Task goal
Return each line containing the string "subtitle".

Recorded data

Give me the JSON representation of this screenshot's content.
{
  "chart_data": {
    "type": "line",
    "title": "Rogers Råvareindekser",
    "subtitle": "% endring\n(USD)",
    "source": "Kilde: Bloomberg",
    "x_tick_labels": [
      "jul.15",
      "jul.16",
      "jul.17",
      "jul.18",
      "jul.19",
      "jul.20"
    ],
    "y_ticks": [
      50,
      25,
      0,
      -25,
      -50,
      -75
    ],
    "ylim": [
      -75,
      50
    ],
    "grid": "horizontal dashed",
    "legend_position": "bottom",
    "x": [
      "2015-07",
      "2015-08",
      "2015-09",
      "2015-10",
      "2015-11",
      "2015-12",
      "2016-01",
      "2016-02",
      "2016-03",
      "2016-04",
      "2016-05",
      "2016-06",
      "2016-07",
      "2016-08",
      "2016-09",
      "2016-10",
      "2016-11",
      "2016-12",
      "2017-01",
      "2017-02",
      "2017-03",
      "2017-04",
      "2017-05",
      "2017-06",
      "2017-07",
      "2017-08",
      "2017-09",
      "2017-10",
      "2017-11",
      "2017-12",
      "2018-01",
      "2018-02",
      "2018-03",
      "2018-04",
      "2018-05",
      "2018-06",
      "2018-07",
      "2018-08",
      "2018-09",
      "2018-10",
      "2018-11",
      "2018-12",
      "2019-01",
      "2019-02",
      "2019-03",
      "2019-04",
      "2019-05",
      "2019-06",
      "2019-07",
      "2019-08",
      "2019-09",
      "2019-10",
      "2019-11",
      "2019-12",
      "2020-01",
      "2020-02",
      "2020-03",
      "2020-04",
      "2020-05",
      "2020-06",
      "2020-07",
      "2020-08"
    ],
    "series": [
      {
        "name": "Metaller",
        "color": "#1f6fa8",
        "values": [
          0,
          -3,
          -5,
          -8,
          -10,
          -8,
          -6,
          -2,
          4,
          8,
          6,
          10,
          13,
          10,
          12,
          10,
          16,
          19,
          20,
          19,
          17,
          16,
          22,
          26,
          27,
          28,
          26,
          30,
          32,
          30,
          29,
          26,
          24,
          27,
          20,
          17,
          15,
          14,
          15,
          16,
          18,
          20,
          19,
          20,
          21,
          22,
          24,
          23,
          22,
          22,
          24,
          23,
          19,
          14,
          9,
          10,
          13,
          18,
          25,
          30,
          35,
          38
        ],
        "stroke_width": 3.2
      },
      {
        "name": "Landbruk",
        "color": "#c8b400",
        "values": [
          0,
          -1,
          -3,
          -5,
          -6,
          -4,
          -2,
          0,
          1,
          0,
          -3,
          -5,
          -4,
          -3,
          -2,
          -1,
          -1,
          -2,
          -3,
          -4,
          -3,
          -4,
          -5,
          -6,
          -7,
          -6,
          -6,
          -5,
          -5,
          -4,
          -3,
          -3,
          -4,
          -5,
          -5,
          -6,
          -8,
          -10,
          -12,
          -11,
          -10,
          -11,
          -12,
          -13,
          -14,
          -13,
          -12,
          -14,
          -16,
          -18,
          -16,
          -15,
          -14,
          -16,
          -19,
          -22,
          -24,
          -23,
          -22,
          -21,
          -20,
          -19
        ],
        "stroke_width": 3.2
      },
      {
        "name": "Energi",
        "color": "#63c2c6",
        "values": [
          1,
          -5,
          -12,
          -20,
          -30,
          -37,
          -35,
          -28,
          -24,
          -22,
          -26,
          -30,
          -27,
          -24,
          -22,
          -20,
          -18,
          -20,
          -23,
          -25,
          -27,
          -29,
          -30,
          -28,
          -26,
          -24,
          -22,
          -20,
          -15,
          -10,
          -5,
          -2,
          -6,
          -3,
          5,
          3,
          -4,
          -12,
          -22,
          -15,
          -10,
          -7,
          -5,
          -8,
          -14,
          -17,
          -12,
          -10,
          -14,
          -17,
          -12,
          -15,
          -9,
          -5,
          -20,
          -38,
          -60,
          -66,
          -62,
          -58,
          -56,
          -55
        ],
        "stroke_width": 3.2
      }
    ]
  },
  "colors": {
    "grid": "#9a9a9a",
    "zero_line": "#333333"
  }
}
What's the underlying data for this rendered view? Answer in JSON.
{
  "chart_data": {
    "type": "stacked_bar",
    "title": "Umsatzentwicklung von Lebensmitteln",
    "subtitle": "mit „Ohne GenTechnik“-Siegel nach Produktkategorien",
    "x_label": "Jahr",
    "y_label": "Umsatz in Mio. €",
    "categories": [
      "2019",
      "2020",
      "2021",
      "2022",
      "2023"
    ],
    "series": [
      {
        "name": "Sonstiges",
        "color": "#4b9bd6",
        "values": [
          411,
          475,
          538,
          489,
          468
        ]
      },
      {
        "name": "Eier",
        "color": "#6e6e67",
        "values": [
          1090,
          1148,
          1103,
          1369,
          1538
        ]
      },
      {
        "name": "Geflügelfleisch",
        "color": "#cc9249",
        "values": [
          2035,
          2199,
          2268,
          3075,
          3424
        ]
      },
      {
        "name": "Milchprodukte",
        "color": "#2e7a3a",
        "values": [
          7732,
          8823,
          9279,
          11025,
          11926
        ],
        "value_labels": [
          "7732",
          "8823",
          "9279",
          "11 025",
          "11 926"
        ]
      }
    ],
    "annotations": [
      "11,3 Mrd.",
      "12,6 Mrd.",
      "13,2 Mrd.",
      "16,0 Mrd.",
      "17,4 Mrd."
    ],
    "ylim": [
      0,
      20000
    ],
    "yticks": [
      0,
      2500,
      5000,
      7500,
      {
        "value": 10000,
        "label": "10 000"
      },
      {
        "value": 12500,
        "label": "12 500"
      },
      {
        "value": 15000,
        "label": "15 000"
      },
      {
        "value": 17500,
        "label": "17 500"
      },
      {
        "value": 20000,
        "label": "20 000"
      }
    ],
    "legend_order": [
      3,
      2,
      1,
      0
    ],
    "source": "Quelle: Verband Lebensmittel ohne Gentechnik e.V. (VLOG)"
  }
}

Expected answer
    "subtitle": "% endring\n(USD)",
    "subtitle": "mit „Ohne GenTechnik“-Siegel nach Produktkategorien",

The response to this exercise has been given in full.